Work instructions: Reproduce the records below in their entirety, character for character.

Task input:
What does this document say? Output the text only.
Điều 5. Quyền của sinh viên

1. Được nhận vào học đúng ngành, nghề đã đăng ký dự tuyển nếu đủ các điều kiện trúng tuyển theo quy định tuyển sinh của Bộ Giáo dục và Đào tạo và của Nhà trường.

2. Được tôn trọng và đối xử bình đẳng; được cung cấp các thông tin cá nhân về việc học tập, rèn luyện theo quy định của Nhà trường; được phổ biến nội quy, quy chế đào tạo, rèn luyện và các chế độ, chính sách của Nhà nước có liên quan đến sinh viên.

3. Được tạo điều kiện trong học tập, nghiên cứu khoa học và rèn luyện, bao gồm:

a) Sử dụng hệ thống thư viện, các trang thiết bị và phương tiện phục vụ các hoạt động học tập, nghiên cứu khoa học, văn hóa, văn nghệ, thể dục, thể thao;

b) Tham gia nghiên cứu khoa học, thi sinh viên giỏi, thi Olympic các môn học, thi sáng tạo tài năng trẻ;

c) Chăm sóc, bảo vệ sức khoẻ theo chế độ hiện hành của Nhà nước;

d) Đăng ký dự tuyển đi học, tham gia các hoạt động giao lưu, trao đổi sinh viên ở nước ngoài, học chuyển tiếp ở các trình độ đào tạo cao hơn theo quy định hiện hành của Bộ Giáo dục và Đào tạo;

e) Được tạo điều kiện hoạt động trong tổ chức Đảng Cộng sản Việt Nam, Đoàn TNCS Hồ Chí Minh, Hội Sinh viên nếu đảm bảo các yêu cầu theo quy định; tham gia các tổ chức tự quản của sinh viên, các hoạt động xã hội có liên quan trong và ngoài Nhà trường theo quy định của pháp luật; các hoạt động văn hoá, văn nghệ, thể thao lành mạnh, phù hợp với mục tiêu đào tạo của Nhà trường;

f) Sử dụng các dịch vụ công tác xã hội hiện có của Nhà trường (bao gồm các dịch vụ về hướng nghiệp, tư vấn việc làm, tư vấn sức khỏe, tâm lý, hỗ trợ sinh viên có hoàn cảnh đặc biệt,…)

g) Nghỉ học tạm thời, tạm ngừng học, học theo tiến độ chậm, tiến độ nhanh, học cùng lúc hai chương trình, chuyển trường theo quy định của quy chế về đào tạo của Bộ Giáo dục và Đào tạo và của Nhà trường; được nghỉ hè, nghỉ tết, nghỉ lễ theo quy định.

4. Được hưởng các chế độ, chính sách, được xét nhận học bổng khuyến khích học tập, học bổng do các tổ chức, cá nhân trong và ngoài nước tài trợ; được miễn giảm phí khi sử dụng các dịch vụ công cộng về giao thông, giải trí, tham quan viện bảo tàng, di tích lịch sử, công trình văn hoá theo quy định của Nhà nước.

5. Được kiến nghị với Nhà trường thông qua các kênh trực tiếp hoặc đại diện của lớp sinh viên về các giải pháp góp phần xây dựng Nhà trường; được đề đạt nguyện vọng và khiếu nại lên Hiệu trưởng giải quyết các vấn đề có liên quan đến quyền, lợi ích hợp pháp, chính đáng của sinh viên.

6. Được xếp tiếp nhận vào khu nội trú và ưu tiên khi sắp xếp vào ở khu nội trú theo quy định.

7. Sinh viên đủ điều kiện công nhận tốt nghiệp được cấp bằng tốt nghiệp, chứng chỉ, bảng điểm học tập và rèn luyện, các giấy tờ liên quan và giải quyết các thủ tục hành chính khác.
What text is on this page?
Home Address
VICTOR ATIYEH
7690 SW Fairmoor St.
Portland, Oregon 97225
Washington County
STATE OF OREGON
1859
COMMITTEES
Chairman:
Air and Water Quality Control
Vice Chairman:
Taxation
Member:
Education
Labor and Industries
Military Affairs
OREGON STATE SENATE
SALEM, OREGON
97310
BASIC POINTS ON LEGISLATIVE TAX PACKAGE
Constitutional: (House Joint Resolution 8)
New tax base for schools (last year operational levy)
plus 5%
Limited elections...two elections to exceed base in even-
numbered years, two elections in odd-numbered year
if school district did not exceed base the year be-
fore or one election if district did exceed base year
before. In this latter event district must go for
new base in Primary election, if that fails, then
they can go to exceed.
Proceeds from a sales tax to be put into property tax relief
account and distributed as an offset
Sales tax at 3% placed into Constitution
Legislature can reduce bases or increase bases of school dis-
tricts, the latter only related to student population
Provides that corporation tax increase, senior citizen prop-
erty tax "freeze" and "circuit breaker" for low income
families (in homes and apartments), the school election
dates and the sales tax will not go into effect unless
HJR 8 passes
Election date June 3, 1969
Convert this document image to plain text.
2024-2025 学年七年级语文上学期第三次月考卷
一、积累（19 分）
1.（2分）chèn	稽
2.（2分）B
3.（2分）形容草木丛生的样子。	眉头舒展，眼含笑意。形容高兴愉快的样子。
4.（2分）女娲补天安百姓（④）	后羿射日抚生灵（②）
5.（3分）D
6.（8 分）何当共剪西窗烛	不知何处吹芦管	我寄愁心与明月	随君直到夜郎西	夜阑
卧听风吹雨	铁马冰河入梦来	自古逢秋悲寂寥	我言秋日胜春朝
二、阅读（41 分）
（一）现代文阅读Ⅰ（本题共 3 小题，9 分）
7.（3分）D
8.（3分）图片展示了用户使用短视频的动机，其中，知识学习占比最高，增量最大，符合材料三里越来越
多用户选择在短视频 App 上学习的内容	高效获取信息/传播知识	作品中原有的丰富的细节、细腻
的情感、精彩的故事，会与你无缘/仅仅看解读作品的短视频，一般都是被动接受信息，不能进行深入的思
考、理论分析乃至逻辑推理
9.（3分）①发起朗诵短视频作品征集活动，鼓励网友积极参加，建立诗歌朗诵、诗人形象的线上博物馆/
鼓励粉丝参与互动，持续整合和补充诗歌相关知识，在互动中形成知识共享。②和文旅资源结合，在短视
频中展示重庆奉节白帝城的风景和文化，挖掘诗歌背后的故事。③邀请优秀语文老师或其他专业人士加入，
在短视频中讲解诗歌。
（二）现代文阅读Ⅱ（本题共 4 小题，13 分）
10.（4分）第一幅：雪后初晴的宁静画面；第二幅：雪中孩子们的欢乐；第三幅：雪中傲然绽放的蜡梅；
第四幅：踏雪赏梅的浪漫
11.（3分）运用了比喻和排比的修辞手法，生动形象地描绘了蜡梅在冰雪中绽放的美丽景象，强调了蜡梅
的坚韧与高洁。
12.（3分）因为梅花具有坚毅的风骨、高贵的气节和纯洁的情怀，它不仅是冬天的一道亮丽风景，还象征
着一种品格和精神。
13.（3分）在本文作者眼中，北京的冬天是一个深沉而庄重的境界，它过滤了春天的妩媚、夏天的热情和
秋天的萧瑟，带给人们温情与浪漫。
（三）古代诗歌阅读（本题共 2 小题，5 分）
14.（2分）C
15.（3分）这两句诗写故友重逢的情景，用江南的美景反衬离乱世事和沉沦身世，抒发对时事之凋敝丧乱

Answer to the task:
What does this document say? Output the text only.
Điều 5. Quyền của sinh viên

1. Được nhận vào học đúng ngành, nghề đã đăng ký dự tuyển nếu đủ các điều kiện trúng tuyển theo quy định tuyển sinh của Bộ Giáo dục và Đào tạo và của Nhà trường.

2. Được tôn trọng và đối xử bình đẳng; được cung cấp các thông tin cá nhân về việc học tập, rèn luyện theo quy định của Nhà trường; được phổ biến nội quy, quy chế đào tạo, rèn luyện và các chế độ, chính sách của Nhà nước có liên quan đến sinh viên.

3. Được tạo điều kiện trong học tập, nghiên cứu khoa học và rèn luyện, bao gồm:

a) Sử dụng hệ thống thư viện, các trang thiết bị và phương tiện phục vụ các hoạt động học tập, nghiên cứu khoa học, văn hóa, văn nghệ, thể dục, thể thao;

b) Tham gia nghiên cứu khoa học, thi sinh viên giỏi, thi Olympic các môn học, thi sáng tạo tài năng trẻ;

c) Chăm sóc, bảo vệ sức khoẻ theo chế độ hiện hành của Nhà nước;

d) Đăng ký dự tuyển đi học, tham gia các hoạt động giao lưu, trao đổi sinh viên ở nước ngoài, học chuyển tiếp ở các trình độ đào tạo cao hơn theo quy định hiện hành của Bộ Giáo dục và Đào tạo;

e) Được tạo điều kiện hoạt động trong tổ chức Đảng Cộng sản Việt Nam, Đoàn TNCS Hồ Chí Minh, Hội Sinh viên nếu đảm bảo các yêu cầu theo quy định; tham gia các tổ chức tự quản của sinh viên, các hoạt động xã hội có liên quan trong và ngoài Nhà trường theo quy định của pháp luật; các hoạt động văn hoá, văn nghệ, thể thao lành mạnh, phù hợp với mục tiêu đào tạo của Nhà trường;

f) Sử dụng các dịch vụ công tác xã hội hiện có của Nhà trường (bao gồm các dịch vụ về hướng nghiệp, tư vấn việc làm, tư vấn sức khỏe, tâm lý, hỗ trợ sinh viên có hoàn cảnh đặc biệt,…)

g) Nghỉ học tạm thời, tạm ngừng học, học theo tiến độ chậm, tiến độ nhanh, học cùng lúc hai chương trình, chuyển trường theo quy định của quy chế về đào tạo của Bộ Giáo dục và Đào tạo và của Nhà trường; được nghỉ hè, nghỉ tết, nghỉ lễ theo quy định.

4. Được hưởng các chế độ, chính sách, được xét nhận học bổng khuyến khích học tập, học bổng do các tổ chức, cá nhân trong và ngoài nước tài trợ; được miễn giảm phí khi sử dụng các dịch vụ công cộng về giao thông, giải trí, tham quan viện bảo tàng, di tích lịch sử, công trình văn hoá theo quy định của Nhà nước.

5. Được kiến nghị với Nhà trường thông qua các kênh trực tiếp hoặc đại diện của lớp sinh viên về các giải pháp góp phần xây dựng Nhà trường; được đề đạt nguyện vọng và khiếu nại lên Hiệu trưởng giải quyết các vấn đề có liên quan đến quyền, lợi ích hợp pháp, chính đáng của sinh viên.

6. Được xếp tiếp nhận vào khu nội trú và ưu tiên khi sắp xếp vào ở khu nội trú theo quy định.

7. Sinh viên đủ điều kiện công nhận tốt nghiệp được cấp bằng tốt nghiệp, chứng chỉ, bảng điểm học tập và rèn luyện, các giấy tờ liên quan và giải quyết các thủ tục hành chính khác.
What text is on this page?
Home Address
VICTOR ATIYEH
7690 SW Fairmoor St.
Portland, Oregon 97225
Washington County
STATE OF OREGON
1859
COMMITTEES
Chairman:
Air and Water Quality Control
Vice Chairman:
Taxation
Member:
Education
Labor and Industries
Military Affairs
OREGON STATE SENATE
SALEM, OREGON
97310
BASIC POINTS ON LEGISLATIVE TAX PACKAGE
Constitutional: (House Joint Resolution 8)
New tax base for schools (last year operational levy)
plus 5%
Limited elections...two elections to exceed base in even-
numbered years, two elections in odd-numbered year
if school district did not exceed base the year be-
fore or one election if district did exceed base year
before. In this latter event district must go for
new base in Primary election, if that fails, then
they can go to exceed.
Proceeds from a sales tax to be put into property tax relief
account and distributed as an offset
Sales tax at 3% placed into Constitution
Legislature can reduce bases or increase bases of school dis-
tricts, the latter only related to student population
Provides that corporation tax increase, senior citizen prop-
erty tax "freeze" and "circuit breaker" for low income
families (in homes and apartments), the school election
dates and the sales tax will not go into effect unless
HJR 8 passes
Election date June 3, 1969
Convert this document image to plain text.
2024-2025 学年七年级语文上学期第三次月考卷
一、积累（19 分）
1.（2分）chèn	稽
2.（2分）B
3.（2分）形容草木丛生的样子。	眉头舒展，眼含笑意。形容高兴愉快的样子。
4.（2分）女娲补天安百姓（④）	后羿射日抚生灵（②）
5.（3分）D
6.（8 分）何当共剪西窗烛	不知何处吹芦管	我寄愁心与明月	随君直到夜郎西	夜阑
卧听风吹雨	铁马冰河入梦来	自古逢秋悲寂寥	我言秋日胜春朝
二、阅读（41 分）
（一）现代文阅读Ⅰ（本题共 3 小题，9 分）
7.（3分）D
8.（3分）图片展示了用户使用短视频的动机，其中，知识学习占比最高，增量最大，符合材料三里越来越
多用户选择在短视频 App 上学习的内容	高效获取信息/传播知识	作品中原有的丰富的细节、细腻
的情感、精彩的故事，会与你无缘/仅仅看解读作品的短视频，一般都是被动接受信息，不能进行深入的思
考、理论分析乃至逻辑推理
9.（3分）①发起朗诵短视频作品征集活动，鼓励网友积极参加，建立诗歌朗诵、诗人形象的线上博物馆/
鼓励粉丝参与互动，持续整合和补充诗歌相关知识，在互动中形成知识共享。②和文旅资源结合，在短视
频中展示重庆奉节白帝城的风景和文化，挖掘诗歌背后的故事。③邀请优秀语文老师或其他专业人士加入，
在短视频中讲解诗歌。
（二）现代文阅读Ⅱ（本题共 4 小题，13 分）
10.（4分）第一幅：雪后初晴的宁静画面；第二幅：雪中孩子们的欢乐；第三幅：雪中傲然绽放的蜡梅；
第四幅：踏雪赏梅的浪漫
11.（3分）运用了比喻和排比的修辞手法，生动形象地描绘了蜡梅在冰雪中绽放的美丽景象，强调了蜡梅
的坚韧与高洁。
12.（3分）因为梅花具有坚毅的风骨、高贵的气节和纯洁的情怀，它不仅是冬天的一道亮丽风景，还象征
着一种品格和精神。
13.（3分）在本文作者眼中，北京的冬天是一个深沉而庄重的境界，它过滤了春天的妩媚、夏天的热情和
秋天的萧瑟，带给人们温情与浪漫。
（三）古代诗歌阅读（本题共 2 小题，5 分）
14.（2分）C
15.（3分）这两句诗写故友重逢的情景，用江南的美景反衬离乱世事和沉沦身世，抒发对时事之凋敝丧乱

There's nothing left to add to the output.